> RECORD SET:
▬▬▬▬▬▬

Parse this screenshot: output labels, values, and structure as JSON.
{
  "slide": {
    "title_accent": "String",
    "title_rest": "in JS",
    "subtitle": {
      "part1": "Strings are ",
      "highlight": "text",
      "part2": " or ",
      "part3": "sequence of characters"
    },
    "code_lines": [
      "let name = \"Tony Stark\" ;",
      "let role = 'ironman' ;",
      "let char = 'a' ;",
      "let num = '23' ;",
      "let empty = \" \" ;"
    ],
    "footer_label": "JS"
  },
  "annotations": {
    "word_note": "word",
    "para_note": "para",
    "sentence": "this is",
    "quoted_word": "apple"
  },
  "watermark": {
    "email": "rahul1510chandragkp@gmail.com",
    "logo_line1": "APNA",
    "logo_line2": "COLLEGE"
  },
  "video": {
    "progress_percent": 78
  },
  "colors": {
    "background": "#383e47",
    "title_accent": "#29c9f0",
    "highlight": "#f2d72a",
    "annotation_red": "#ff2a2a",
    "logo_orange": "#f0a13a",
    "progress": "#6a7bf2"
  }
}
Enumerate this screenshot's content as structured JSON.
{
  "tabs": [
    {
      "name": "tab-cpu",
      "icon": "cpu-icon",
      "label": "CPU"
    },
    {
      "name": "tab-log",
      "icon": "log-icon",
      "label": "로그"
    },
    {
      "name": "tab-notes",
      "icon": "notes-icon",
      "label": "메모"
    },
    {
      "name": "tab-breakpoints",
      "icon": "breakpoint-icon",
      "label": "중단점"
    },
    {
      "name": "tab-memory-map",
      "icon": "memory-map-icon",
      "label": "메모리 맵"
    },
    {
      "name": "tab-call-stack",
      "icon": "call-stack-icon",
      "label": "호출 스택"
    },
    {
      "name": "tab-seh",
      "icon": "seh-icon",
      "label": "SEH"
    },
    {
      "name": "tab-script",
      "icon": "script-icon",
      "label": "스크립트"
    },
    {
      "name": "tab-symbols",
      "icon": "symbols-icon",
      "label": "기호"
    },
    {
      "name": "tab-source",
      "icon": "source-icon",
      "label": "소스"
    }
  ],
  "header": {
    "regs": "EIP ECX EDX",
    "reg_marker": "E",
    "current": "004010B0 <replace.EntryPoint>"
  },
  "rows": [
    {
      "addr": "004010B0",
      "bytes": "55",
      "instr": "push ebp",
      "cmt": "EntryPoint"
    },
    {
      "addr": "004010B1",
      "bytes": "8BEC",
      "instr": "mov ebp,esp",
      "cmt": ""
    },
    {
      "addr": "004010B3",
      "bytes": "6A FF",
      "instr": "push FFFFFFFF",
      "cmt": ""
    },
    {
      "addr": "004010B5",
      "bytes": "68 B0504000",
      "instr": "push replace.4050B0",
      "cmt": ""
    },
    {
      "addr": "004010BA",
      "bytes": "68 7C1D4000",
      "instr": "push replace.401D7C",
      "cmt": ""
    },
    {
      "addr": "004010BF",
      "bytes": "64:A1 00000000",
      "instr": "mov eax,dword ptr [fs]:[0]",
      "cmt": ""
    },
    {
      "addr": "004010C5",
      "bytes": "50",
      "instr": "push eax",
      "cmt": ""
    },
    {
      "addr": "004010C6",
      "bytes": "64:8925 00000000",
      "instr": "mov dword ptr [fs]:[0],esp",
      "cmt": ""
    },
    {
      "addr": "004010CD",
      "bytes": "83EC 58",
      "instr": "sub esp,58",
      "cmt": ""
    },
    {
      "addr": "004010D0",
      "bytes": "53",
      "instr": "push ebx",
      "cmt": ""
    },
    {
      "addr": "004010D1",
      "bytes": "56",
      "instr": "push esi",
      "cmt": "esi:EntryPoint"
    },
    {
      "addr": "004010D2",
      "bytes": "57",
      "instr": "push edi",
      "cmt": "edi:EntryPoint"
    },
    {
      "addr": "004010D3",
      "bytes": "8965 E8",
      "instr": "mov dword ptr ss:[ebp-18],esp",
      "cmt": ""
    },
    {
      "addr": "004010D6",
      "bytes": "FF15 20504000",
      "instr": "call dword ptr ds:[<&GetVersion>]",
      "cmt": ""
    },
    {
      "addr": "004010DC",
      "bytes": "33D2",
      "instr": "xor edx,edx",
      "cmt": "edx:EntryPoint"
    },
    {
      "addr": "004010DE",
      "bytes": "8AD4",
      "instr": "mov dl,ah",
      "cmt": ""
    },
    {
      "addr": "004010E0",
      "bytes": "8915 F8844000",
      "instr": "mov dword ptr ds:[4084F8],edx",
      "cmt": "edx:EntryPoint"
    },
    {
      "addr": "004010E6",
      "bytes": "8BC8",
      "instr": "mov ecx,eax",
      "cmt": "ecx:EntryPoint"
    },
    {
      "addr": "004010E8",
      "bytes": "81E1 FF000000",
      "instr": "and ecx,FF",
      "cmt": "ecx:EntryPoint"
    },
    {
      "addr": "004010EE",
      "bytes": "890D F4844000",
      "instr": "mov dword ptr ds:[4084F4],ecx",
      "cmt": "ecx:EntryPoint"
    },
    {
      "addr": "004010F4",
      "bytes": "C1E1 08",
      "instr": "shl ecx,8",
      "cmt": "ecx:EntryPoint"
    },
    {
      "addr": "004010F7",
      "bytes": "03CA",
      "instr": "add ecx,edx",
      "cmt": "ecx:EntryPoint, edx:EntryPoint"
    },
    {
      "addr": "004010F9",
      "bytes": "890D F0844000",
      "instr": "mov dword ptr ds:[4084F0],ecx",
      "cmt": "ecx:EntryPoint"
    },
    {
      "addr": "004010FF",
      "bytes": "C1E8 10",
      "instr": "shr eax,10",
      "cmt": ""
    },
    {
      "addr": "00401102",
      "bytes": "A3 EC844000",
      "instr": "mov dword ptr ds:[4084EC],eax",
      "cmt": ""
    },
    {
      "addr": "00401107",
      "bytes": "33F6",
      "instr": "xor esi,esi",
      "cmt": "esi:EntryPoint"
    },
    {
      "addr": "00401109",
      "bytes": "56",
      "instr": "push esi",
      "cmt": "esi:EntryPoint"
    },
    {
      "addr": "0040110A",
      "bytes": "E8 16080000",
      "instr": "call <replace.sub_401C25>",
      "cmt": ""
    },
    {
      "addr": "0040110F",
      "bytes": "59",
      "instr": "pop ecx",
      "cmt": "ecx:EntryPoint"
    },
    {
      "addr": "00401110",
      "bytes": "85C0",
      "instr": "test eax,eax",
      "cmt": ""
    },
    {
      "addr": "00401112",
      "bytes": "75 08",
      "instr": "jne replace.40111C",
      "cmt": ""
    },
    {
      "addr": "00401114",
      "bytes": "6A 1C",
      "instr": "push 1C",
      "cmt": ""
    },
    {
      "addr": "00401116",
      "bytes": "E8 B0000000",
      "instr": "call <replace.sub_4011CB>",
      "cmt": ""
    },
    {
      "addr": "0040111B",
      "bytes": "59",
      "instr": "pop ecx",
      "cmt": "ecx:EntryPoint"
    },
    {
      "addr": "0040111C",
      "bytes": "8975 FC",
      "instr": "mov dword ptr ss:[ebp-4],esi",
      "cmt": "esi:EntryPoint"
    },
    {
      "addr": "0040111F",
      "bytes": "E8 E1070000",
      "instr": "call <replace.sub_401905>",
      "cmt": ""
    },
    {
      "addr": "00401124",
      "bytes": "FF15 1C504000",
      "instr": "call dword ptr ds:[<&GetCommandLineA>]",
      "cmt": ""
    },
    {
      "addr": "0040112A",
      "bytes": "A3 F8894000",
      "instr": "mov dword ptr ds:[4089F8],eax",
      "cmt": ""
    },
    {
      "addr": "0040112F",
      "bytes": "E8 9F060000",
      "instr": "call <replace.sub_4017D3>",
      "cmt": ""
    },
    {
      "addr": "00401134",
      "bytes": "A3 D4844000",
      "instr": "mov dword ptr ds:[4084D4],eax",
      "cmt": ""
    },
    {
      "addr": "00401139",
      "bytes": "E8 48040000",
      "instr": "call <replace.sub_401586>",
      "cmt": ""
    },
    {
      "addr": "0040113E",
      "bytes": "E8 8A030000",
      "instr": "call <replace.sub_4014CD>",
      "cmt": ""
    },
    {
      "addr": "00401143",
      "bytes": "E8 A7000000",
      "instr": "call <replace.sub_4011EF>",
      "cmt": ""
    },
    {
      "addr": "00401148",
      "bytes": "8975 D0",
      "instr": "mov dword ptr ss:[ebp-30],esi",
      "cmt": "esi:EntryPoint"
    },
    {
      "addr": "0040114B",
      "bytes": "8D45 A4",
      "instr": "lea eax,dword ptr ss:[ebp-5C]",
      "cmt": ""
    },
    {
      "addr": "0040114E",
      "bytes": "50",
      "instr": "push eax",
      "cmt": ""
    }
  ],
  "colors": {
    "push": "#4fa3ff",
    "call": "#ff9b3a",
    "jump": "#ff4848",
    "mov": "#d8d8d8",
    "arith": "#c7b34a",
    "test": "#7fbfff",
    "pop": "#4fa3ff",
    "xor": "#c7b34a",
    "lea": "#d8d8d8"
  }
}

▬▬▬▬▬▬

> JOB: Copy every single line of the material above that holds "memory".

> WRITTEN SOLUTION:
      "name": "tab-memory-map",
      "icon": "memory-map-icon",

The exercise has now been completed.